**DATA FOR THIS TASK:**
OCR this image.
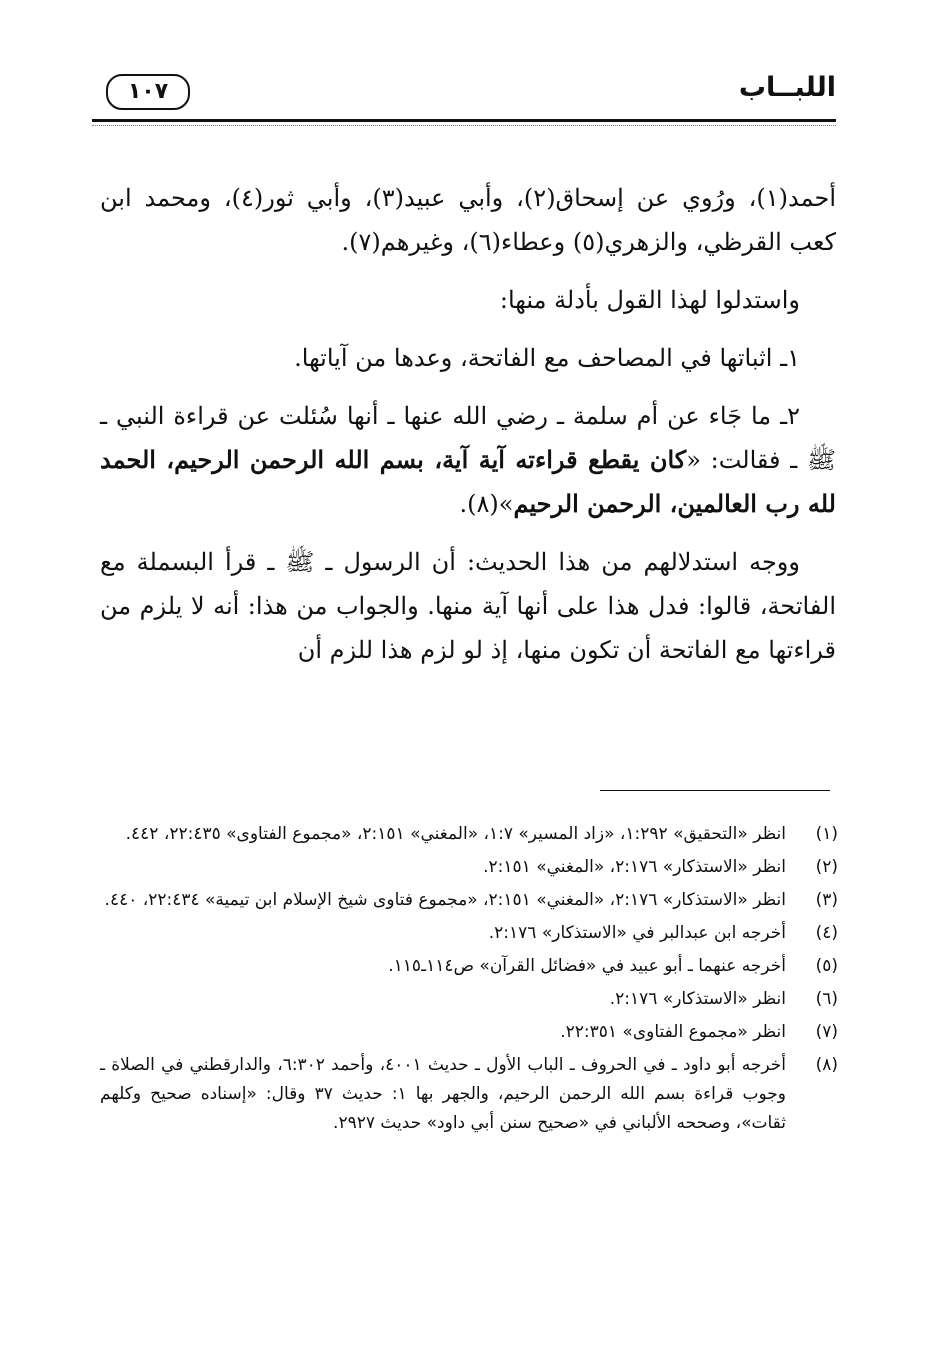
اللبــاب
١٠٧

أحمد(١)، ورُوي عن إسحاق(٢)، وأبي عبيد(٣)، وأبي ثور(٤)، ومحمد ابن كعب القرظي، والزهري(٥) وعطاء(٦)، وغيرهم(٧).

واستدلوا لهذا القول بأدلة منها:

١ـ اثباتها في المصاحف مع الفاتحة، وعدها من آياتها.

٢ـ ما جَاء عن أم سلمة ـ رضي الله عنها ـ أنها سُئلت عن قراءة النبي ـ ﷺ ـ فقالت: «كان يقطع قراءته آية آية، بسم الله الرحمن الرحيم، الحمد لله رب العالمين، الرحمن الرحيم»(٨).

ووجه استدلالهم من هذا الحديث: أن الرسول ـ ﷺ ـ قرأ البسملة مع الفاتحة، قالوا: فدل هذا على أنها آية منها. والجواب من هذا: أنه لا يلزم من قراءتها مع الفاتحة أن تكون منها، إذ لو لزم هذا للزم أن

(١)
انظر «التحقيق» ١:٢٩٢، «زاد المسير» ١:٧، «المغني» ٢:١٥١، «مجموع الفتاوى» ٢٢:٤٣٥، ٤٤٢.
(٢)
انظر «الاستذكار» ٢:١٧٦، «المغني» ٢:١٥١.
(٣)
انظر «الاستذكار» ٢:١٧٦، «المغني» ٢:١٥١، «مجموع فتاوى شيخ الإسلام ابن تيمية» ٢٢:٤٣٤، ٤٤٠.
(٤)
أخرجه ابن عبدالبر في «الاستذكار» ٢:١٧٦.
(٥)
أخرجه عنهما ـ أبو عبيد في «فضائل القرآن» ص١١٤ـ١١٥.
(٦)
انظر «الاستذكار» ٢:١٧٦.
(٧)
انظر «مجموع الفتاوى» ٢٢:٣٥١.
(٨)
أخرجه أبو داود ـ في الحروف ـ الباب الأول ـ حديث ٤٠٠١، وأحمد ٦:٣٠٢، والدارقطني في الصلاة ـ وجوب قراءة بسم الله الرحمن الرحيم، والجهر بها ١: حديث ٣٧ وقال: «إسناده صحيح وكلهم ثقات»، وصححه الألباني في «صحيح سنن أبي داود» حديث ٢٩٢٧.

**JOB:**
The pictures should not be reproduced; quote all of the other material exactly.

**SOLVED EXERCISE:**
OCR this image.
اللبــاب
١٠٧

أحمد(١)، ورُوي عن إسحاق(٢)، وأبي عبيد(٣)، وأبي ثور(٤)، ومحمد ابن كعب القرظي، والزهري(٥) وعطاء(٦)، وغيرهم(٧).

واستدلوا لهذا القول بأدلة منها:

١ـ اثباتها في المصاحف مع الفاتحة، وعدها من آياتها.

٢ـ ما جَاء عن أم سلمة ـ رضي الله عنها ـ أنها سُئلت عن قراءة النبي ـ ﷺ ـ فقالت: «كان يقطع قراءته آية آية، بسم الله الرحمن الرحيم، الحمد لله رب العالمين، الرحمن الرحيم»(٨).

ووجه استدلالهم من هذا الحديث: أن الرسول ـ ﷺ ـ قرأ البسملة مع الفاتحة، قالوا: فدل هذا على أنها آية منها. والجواب من هذا: أنه لا يلزم من قراءتها مع الفاتحة أن تكون منها، إذ لو لزم هذا للزم أن

(١)
انظر «التحقيق» ١:٢٩٢، «زاد المسير» ١:٧، «المغني» ٢:١٥١، «مجموع الفتاوى» ٢٢:٤٣٥، ٤٤٢.
(٢)
انظر «الاستذكار» ٢:١٧٦، «المغني» ٢:١٥١.
(٣)
انظر «الاستذكار» ٢:١٧٦، «المغني» ٢:١٥١، «مجموع فتاوى شيخ الإسلام ابن تيمية» ٢٢:٤٣٤، ٤٤٠.
(٤)
أخرجه ابن عبدالبر في «الاستذكار» ٢:١٧٦.
(٥)
أخرجه عنهما ـ أبو عبيد في «فضائل القرآن» ص١١٤ـ١١٥.
(٦)
انظر «الاستذكار» ٢:١٧٦.
(٧)
انظر «مجموع الفتاوى» ٢٢:٣٥١.
(٨)
أخرجه أبو داود ـ في الحروف ـ الباب الأول ـ حديث ٤٠٠١، وأحمد ٦:٣٠٢، والدارقطني في الصلاة ـ وجوب قراءة بسم الله الرحمن الرحيم، والجهر بها ١: حديث ٣٧ وقال: «إسناده صحيح وكلهم ثقات»، وصححه الألباني في «صحيح سنن أبي داود» حديث ٢٩٢٧.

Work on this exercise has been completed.